— Start of THE DATA —
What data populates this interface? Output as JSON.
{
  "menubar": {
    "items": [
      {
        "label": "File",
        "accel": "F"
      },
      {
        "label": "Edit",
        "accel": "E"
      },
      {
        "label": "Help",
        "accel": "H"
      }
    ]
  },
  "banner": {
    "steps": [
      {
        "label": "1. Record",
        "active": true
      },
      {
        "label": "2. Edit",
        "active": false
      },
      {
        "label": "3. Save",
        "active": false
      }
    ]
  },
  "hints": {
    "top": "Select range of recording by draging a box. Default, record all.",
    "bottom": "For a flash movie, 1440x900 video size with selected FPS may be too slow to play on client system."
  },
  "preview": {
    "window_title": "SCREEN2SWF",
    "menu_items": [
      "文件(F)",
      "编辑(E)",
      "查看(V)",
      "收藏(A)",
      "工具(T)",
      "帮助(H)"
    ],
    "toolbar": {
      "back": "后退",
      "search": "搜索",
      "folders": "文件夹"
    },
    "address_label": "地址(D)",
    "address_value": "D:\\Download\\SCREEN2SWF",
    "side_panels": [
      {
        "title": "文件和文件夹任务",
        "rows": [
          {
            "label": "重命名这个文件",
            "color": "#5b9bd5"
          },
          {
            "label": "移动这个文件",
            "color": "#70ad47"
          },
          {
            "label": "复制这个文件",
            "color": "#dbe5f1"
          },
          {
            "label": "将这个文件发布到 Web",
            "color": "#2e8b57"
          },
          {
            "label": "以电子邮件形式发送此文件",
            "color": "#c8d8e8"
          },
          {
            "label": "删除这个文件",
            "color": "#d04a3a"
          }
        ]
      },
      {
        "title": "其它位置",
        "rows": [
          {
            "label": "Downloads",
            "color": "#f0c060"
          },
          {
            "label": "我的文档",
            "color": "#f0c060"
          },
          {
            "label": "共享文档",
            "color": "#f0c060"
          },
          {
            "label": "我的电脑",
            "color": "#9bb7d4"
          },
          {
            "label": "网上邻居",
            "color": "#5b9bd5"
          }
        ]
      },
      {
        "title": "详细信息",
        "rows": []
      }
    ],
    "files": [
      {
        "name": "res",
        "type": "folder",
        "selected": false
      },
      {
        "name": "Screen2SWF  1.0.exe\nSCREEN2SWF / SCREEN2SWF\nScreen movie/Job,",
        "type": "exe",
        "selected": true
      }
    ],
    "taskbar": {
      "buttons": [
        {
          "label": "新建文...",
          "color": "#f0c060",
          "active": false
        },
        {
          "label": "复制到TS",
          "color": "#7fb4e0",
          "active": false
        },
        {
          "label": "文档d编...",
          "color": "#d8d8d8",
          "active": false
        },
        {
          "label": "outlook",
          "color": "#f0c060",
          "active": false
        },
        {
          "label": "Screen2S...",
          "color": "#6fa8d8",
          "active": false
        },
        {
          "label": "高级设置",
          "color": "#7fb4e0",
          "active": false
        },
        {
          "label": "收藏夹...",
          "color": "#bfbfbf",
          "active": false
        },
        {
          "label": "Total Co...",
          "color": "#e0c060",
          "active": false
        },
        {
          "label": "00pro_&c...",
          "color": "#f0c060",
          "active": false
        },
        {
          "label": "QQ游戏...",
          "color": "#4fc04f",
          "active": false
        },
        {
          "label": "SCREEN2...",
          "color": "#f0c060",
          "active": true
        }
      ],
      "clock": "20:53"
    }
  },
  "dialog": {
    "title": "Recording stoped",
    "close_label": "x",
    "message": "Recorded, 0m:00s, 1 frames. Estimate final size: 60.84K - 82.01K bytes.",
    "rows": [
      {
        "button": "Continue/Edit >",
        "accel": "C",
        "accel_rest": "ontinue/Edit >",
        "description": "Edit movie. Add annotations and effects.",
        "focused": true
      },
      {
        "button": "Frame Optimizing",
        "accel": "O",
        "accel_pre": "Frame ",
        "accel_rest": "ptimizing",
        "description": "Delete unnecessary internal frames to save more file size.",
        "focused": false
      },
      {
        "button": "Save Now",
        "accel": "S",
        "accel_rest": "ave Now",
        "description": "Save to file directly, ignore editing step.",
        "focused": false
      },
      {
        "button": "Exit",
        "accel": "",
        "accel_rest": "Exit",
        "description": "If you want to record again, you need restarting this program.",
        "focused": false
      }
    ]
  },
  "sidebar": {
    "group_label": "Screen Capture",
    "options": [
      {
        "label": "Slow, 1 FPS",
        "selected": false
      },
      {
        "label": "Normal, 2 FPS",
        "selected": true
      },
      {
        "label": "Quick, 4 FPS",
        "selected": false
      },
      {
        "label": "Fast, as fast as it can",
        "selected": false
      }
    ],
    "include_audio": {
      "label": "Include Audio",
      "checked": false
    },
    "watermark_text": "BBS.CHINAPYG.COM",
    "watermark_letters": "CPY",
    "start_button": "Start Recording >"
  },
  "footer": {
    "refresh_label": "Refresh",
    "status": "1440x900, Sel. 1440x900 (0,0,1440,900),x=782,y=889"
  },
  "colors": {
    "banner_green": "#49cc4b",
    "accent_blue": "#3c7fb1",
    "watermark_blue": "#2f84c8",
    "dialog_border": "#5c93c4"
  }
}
— End of THE DATA —
PROBLEM STATEMENT: Go through the records above, find every line with the word "this", and list those lines.

RESULT:
What data populates this interface? Output as JSON.
        "description": "If you want to record again, you need restarting this program.",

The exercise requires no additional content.